[Start of section]
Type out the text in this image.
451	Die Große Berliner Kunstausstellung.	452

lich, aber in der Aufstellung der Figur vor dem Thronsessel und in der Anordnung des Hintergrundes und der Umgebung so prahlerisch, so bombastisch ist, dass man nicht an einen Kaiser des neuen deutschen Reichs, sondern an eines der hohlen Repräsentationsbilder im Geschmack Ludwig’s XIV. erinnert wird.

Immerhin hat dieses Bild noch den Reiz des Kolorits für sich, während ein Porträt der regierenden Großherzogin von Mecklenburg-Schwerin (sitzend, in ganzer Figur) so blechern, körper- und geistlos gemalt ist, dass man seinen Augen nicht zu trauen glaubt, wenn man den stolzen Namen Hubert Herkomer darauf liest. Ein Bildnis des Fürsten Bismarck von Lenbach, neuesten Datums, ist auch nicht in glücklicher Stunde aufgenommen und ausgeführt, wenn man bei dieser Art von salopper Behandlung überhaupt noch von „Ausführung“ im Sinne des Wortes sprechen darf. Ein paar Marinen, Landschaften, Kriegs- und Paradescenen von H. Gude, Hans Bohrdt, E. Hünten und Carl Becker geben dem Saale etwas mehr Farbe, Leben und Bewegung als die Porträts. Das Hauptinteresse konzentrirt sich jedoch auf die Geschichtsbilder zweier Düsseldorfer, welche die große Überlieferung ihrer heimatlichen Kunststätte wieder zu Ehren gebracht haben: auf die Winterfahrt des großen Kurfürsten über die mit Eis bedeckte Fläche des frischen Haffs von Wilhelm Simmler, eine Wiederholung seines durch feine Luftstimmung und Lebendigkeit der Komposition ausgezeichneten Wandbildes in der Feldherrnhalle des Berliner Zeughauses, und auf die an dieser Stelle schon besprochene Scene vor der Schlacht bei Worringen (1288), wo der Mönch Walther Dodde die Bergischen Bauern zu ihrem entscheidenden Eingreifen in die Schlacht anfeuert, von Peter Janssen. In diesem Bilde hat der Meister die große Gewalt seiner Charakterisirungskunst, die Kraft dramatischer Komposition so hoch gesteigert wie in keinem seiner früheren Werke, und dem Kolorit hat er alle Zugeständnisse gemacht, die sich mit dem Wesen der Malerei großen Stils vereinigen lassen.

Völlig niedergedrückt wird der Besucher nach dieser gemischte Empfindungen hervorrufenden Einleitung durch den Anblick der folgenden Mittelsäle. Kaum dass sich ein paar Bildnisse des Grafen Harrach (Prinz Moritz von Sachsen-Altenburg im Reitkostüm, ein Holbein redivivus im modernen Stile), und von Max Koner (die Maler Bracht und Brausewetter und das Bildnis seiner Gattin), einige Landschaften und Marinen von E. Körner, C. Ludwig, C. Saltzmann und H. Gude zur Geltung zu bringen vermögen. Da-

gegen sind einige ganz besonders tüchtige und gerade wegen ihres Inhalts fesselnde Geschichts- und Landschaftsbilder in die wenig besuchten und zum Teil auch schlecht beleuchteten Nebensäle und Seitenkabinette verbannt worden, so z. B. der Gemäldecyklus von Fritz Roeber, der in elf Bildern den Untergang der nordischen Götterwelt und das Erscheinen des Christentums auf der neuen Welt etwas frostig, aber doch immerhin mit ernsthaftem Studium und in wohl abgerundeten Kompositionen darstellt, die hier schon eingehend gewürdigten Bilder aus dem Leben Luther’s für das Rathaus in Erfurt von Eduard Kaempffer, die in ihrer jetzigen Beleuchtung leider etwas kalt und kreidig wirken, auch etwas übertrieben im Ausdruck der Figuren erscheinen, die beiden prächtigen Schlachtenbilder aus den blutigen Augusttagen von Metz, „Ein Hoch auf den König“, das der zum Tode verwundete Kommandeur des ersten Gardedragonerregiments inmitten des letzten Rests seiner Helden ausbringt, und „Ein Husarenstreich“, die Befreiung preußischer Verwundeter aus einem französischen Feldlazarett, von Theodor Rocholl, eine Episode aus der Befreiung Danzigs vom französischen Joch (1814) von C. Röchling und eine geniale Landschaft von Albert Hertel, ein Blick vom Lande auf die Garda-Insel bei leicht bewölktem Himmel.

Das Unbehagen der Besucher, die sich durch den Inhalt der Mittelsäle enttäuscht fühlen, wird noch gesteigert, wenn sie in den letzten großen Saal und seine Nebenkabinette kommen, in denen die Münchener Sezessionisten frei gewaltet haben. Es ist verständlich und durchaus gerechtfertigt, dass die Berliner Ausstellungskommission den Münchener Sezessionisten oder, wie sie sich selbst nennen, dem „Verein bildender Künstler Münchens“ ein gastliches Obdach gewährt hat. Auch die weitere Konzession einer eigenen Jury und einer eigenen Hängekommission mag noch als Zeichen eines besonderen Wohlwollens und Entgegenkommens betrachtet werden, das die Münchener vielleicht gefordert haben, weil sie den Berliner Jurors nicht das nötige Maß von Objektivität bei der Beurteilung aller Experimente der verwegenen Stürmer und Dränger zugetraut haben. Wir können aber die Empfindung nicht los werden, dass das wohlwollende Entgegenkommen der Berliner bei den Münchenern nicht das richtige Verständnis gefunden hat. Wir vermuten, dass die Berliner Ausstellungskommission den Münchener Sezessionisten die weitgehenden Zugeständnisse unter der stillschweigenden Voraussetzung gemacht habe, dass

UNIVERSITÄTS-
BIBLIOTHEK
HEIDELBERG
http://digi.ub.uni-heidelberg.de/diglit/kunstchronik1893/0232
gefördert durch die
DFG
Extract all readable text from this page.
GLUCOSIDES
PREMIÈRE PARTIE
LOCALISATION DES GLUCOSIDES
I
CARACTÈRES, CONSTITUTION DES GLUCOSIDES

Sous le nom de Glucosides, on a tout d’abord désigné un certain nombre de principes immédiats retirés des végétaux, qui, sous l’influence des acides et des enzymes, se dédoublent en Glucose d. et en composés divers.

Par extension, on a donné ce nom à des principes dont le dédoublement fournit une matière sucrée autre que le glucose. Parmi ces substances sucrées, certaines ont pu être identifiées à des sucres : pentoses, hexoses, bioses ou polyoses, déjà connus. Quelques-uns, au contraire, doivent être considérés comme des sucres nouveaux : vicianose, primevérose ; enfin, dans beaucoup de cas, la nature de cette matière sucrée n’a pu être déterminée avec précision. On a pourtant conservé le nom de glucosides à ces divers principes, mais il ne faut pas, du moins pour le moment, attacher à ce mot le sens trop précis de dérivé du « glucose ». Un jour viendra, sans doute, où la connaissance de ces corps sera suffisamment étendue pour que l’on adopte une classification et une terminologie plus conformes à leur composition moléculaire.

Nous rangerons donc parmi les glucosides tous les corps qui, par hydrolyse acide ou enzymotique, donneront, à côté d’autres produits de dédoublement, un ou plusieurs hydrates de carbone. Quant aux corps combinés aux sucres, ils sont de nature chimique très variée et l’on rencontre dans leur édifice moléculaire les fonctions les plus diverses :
[End of section]
__WHAT THE TASK REQUIRES__
Count the lines of the material that include the word "Ludwig", then state only the total.

__RESULT OF THE TASK__
2